## What this task involves
Extract the full listing verbatim and drop any pictures from your copy.

Begin Supplied data

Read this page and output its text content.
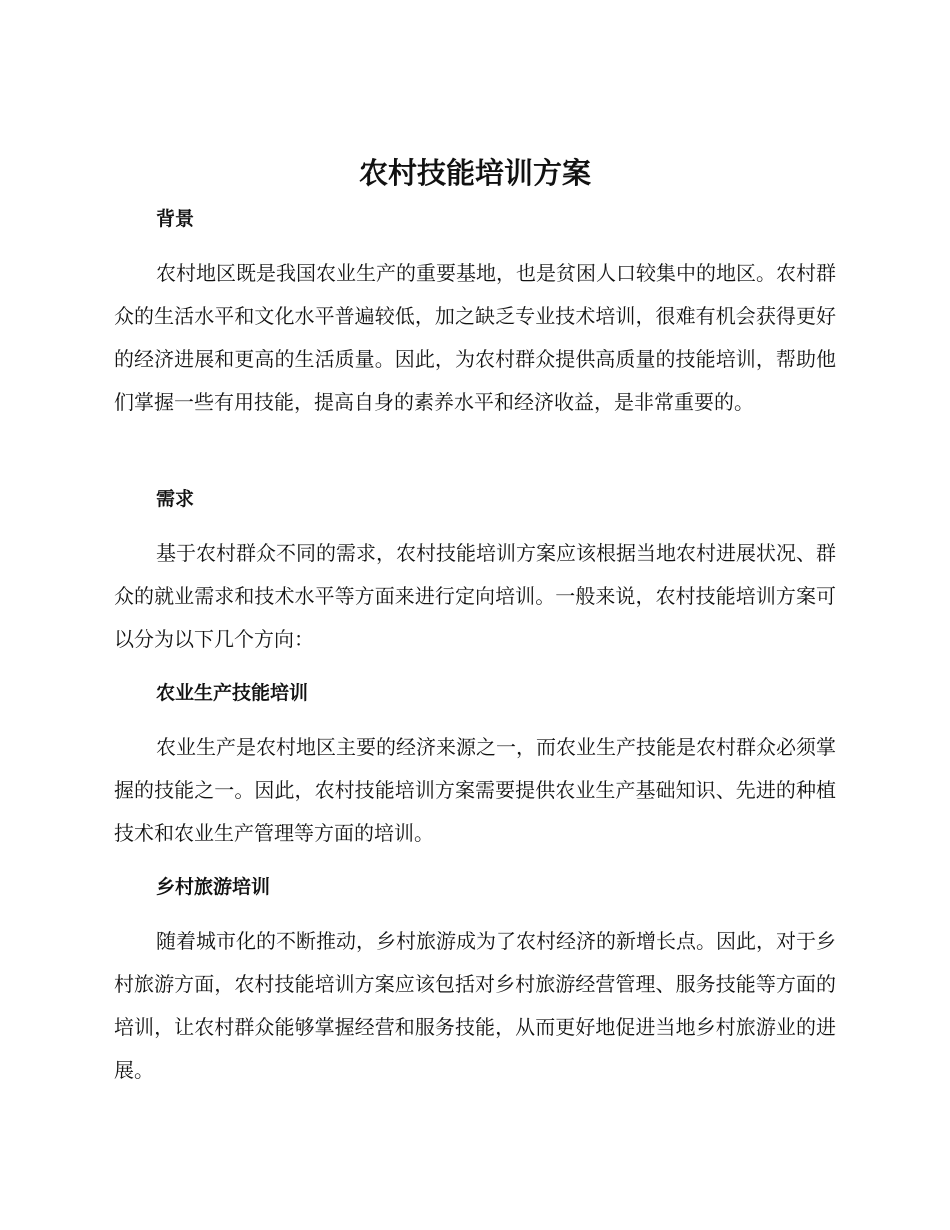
农村技能培训方案
背景

农村地区既是我国农业生产的重要基地，也是贫困人口较集中的地区。农村群众的生活水平和文化水平普遍较低，加之缺乏专业技术培训，很难有机会获得更好的经济进展和更高的生活质量。因此，为农村群众提供高质量的技能培训，帮助他们掌握一些有用技能，提高自身的素养水平和经济收益，是非常重要的。

需求

基于农村群众不同的需求，农村技能培训方案应该根据当地农村进展状况、群众的就业需求和技术水平等方面来进行定向培训。一般来说，农村技能培训方案可以分为以下几个方向：

农业生产技能培训

农业生产是农村地区主要的经济来源之一，而农业生产技能是农村群众必须掌握的技能之一。因此，农村技能培训方案需要提供农业生产基础知识、先进的种植技术和农业生产管理等方面的培训。

乡村旅游培训

随着城市化的不断推动，乡村旅游成为了农村经济的新增长点。因此，对于乡村旅游方面，农村技能培训方案应该包括对乡村旅游经营管理、服务技能等方面的培训，让农村群众能够掌握经营和服务技能，从而更好地促进当地乡村旅游业的进展。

End Supplied data

## The answer
Read this page and output its text content.
农村技能培训方案
背景

农村地区既是我国农业生产的重要基地，也是贫困人口较集中的地区。农村群众的生活水平和文化水平普遍较低，加之缺乏专业技术培训，很难有机会获得更好的经济进展和更高的生活质量。因此，为农村群众提供高质量的技能培训，帮助他们掌握一些有用技能，提高自身的素养水平和经济收益，是非常重要的。

需求

基于农村群众不同的需求，农村技能培训方案应该根据当地农村进展状况、群众的就业需求和技术水平等方面来进行定向培训。一般来说，农村技能培训方案可以分为以下几个方向：

农业生产技能培训

农业生产是农村地区主要的经济来源之一，而农业生产技能是农村群众必须掌握的技能之一。因此，农村技能培训方案需要提供农业生产基础知识、先进的种植技术和农业生产管理等方面的培训。

乡村旅游培训

随着城市化的不断推动，乡村旅游成为了农村经济的新增长点。因此，对于乡村旅游方面，农村技能培训方案应该包括对乡村旅游经营管理、服务技能等方面的培训，让农村群众能够掌握经营和服务技能，从而更好地促进当地乡村旅游业的进展。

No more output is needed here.